● **Instructions to follow**: Restate the listing that follows word for word, without its pictures.
_ _ _ _
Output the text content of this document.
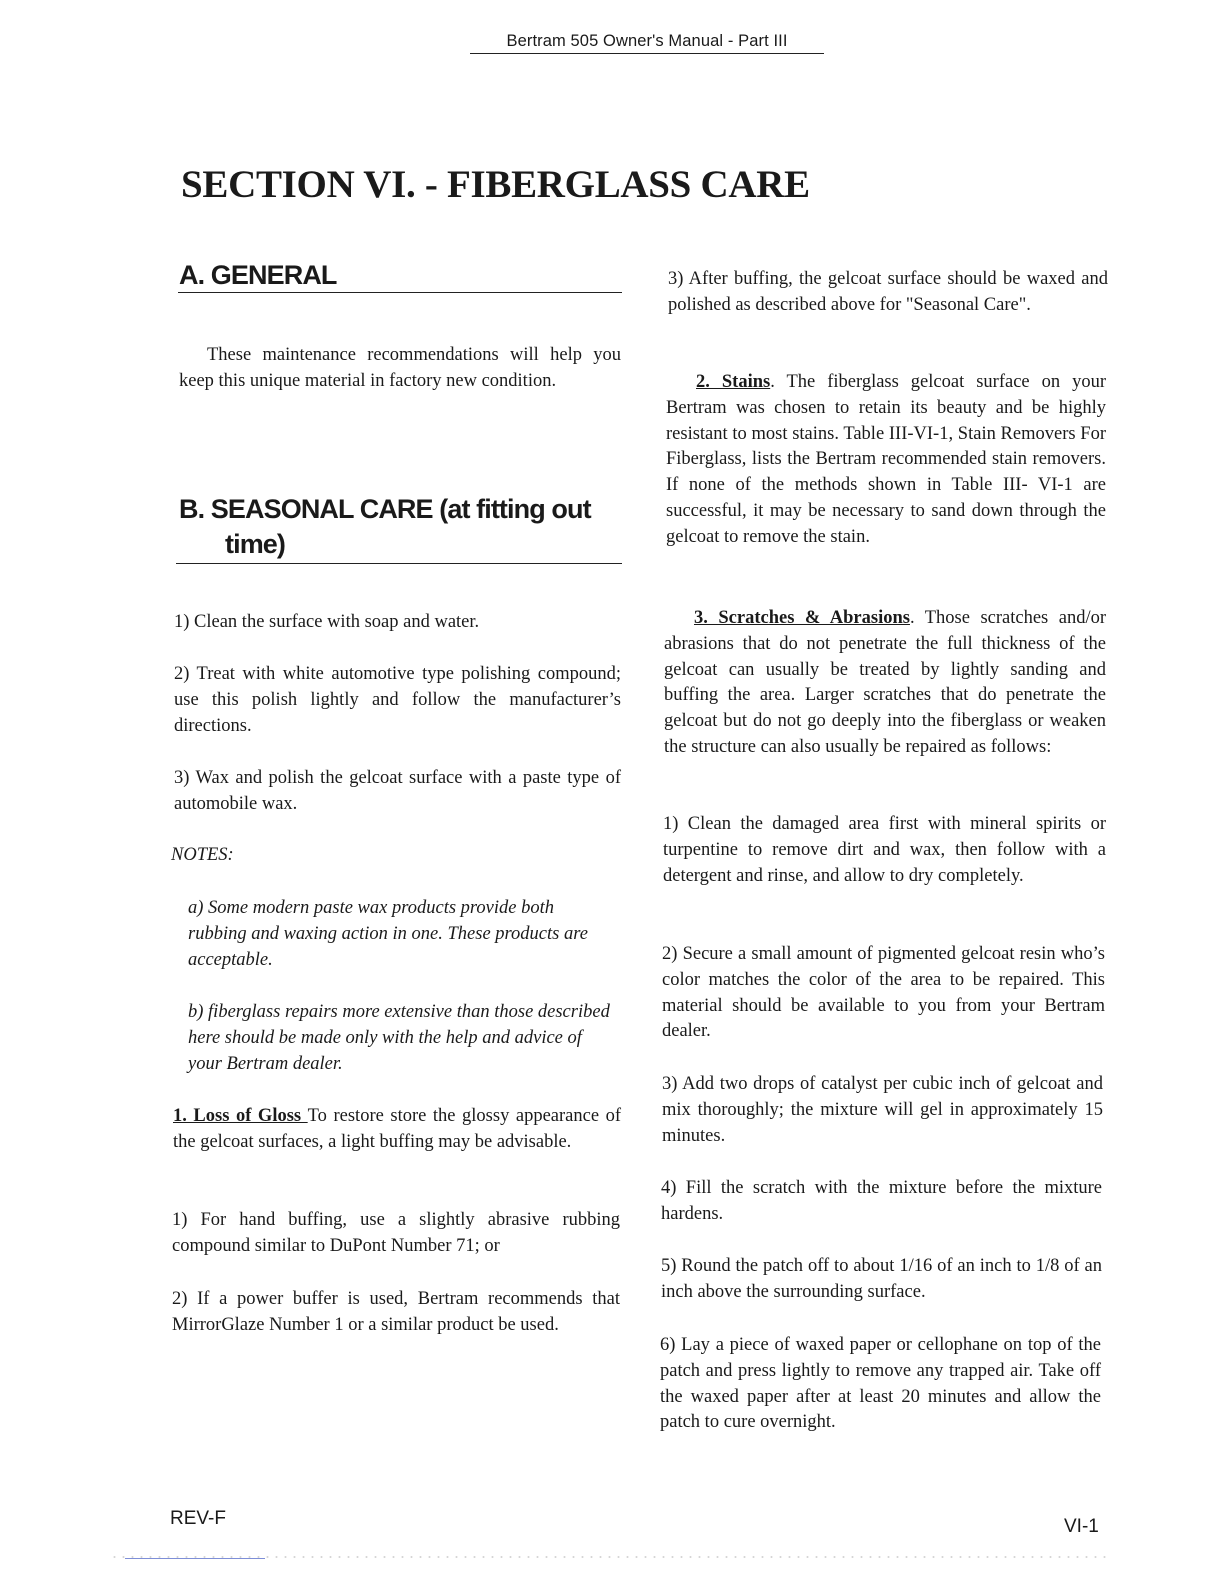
Bertram 505 Owner's Manual - Part III
SECTION VI. - FIBERGLASS CARE
A. GENERAL

These maintenance recommendations will help you keep this unique material in factory new condition.

B. SEASONAL CARE (at fitting out
time)

1) Clean the surface with soap and water.

2) Treat with white automotive type polishing compound; use this polish lightly and follow the manufacturer’s directions.

3) Wax and polish the gelcoat surface with a paste type of automobile wax.

NOTES:

a) Some modern paste wax products provide both rubbing and waxing action in one. These products are acceptable.

b) fiberglass repairs more extensive than those described here should be made only with the help and advice of your Bertram dealer.

1. Loss of Gloss To restore store the glossy appearance of the gelcoat surfaces, a light buffing may be advisable.

1) For hand buffing, use a slightly abrasive rubbing compound similar to DuPont Number 71; or

2) If a power buffer is used, Bertram recommends that MirrorGlaze Number 1 or a similar product be used.

3) After buffing, the gelcoat surface should be waxed and polished as described above for "Seasonal Care".

2. Stains. The fiberglass gelcoat surface on your Bertram was chosen to retain its beauty and be highly resistant to most stains. Table III-VI-1, Stain Removers For Fiberglass, lists the Bertram recommended stain removers. If none of the methods shown in Table III- VI-1 are successful, it may be necessary to sand down through the gelcoat to remove the stain.

3. Scratches & Abrasions. Those scratches and/or abrasions that do not penetrate the full thickness of the gelcoat can usually be treated by lightly sanding and buffing the area. Larger scratches that do penetrate the gelcoat but do not go deeply into the fiberglass or weaken the structure can also usually be repaired as follows:

1) Clean the damaged area first with mineral spirits or turpentine to remove dirt and wax, then follow with a detergent and rinse, and allow to dry completely.

2) Secure a small amount of pigmented gelcoat resin who’s color matches the color of the area to be repaired. This material should be available to you from your Bertram dealer.

3) Add two drops of catalyst per cubic inch of gelcoat and mix thoroughly; the mixture will gel in approximately 15 minutes.

4) Fill the scratch with the mixture before the mixture hardens.

5) Round the patch off to about 1/16 of an inch to 1/8 of an inch above the surrounding surface.

6) Lay a piece of waxed paper or cellophane on top of the patch and press lightly to remove any trapped air. Take off the waxed paper after at least 20 minutes and allow the patch to cure overnight.

REV-F	VI-1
_ _ _ _
● **Solution to the problem**:
Output the text content of this document.
Bertram 505 Owner's Manual - Part III
SECTION VI. - FIBERGLASS CARE
A. GENERAL

These maintenance recommendations will help you keep this unique material in factory new condition.

B. SEASONAL CARE (at fitting out
time)

1) Clean the surface with soap and water.

2) Treat with white automotive type polishing compound; use this polish lightly and follow the manufacturer’s directions.

3) Wax and polish the gelcoat surface with a paste type of automobile wax.

NOTES:

a) Some modern paste wax products provide both rubbing and waxing action in one. These products are acceptable.

b) fiberglass repairs more extensive than those described here should be made only with the help and advice of your Bertram dealer.

1. Loss of Gloss To restore store the glossy appearance of the gelcoat surfaces, a light buffing may be advisable.

1) For hand buffing, use a slightly abrasive rubbing compound similar to DuPont Number 71; or

2) If a power buffer is used, Bertram recommends that MirrorGlaze Number 1 or a similar product be used.

3) After buffing, the gelcoat surface should be waxed and polished as described above for "Seasonal Care".

2. Stains. The fiberglass gelcoat surface on your Bertram was chosen to retain its beauty and be highly resistant to most stains. Table III-VI-1, Stain Removers For Fiberglass, lists the Bertram recommended stain removers. If none of the methods shown in Table III- VI-1 are successful, it may be necessary to sand down through the gelcoat to remove the stain.

3. Scratches & Abrasions. Those scratches and/or abrasions that do not penetrate the full thickness of the gelcoat can usually be treated by lightly sanding and buffing the area. Larger scratches that do penetrate the gelcoat but do not go deeply into the fiberglass or weaken the structure can also usually be repaired as follows:

1) Clean the damaged area first with mineral spirits or turpentine to remove dirt and wax, then follow with a detergent and rinse, and allow to dry completely.

2) Secure a small amount of pigmented gelcoat resin who’s color matches the color of the area to be repaired. This material should be available to you from your Bertram dealer.

3) Add two drops of catalyst per cubic inch of gelcoat and mix thoroughly; the mixture will gel in approximately 15 minutes.

4) Fill the scratch with the mixture before the mixture hardens.

5) Round the patch off to about 1/16 of an inch to 1/8 of an inch above the surrounding surface.

6) Lay a piece of waxed paper or cellophane on top of the patch and press lightly to remove any trapped air. Take off the waxed paper after at least 20 minutes and allow the patch to cure overnight.

REV-F	VI-1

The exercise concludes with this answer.